Exercise aim >>
Find the string "JSON" in the entries and copy each line that has it.

Extracted data entries

▼

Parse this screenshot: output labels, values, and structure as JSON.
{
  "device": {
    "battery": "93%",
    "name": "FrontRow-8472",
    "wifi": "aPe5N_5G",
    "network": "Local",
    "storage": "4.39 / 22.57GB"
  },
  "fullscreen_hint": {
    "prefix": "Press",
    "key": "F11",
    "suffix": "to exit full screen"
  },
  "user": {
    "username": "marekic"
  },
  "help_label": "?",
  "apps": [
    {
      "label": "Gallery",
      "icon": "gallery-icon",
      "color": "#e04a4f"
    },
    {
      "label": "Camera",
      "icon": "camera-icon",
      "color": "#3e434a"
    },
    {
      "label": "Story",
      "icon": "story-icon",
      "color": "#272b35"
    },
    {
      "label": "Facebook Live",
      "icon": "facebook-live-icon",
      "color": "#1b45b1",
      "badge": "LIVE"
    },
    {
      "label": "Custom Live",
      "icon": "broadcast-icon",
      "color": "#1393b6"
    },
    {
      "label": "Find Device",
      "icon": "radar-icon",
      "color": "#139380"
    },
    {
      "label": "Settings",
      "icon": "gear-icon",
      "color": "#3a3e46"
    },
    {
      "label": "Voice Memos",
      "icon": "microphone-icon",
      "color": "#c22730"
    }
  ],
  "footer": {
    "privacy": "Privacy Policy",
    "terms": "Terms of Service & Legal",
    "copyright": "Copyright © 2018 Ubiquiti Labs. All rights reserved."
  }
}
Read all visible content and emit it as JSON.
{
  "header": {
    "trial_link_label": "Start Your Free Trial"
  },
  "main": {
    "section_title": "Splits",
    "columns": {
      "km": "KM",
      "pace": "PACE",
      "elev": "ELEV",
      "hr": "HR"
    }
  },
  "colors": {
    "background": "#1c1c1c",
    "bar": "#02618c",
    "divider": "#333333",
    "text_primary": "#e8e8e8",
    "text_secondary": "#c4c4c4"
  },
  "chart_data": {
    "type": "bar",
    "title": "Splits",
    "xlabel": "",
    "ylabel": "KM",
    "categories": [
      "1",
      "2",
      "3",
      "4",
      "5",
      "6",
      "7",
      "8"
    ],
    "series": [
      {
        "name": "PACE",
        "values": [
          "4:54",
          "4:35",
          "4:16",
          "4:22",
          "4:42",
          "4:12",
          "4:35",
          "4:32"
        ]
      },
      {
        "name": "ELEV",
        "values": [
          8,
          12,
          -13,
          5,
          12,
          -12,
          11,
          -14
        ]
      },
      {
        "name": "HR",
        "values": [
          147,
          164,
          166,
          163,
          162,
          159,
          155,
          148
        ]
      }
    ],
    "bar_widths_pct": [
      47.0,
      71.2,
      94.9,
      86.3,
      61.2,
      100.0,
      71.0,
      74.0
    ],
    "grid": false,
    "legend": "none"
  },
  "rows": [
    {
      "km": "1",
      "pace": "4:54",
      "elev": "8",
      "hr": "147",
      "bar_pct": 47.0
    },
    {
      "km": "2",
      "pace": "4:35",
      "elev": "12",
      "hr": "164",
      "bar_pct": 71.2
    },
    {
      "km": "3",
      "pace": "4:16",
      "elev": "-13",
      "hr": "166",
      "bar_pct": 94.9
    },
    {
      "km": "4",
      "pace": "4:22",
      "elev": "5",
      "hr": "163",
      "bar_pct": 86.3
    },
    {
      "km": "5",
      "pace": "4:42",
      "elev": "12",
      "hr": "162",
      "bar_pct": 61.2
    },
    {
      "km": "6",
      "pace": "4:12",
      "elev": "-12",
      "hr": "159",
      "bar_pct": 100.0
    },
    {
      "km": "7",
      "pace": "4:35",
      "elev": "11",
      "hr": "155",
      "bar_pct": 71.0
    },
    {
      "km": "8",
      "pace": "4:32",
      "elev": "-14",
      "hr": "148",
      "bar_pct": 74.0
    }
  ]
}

▲

Result of this task >>
Parse this screenshot: output labels, values, and structure as JSON.
Read all visible content and emit it as JSON.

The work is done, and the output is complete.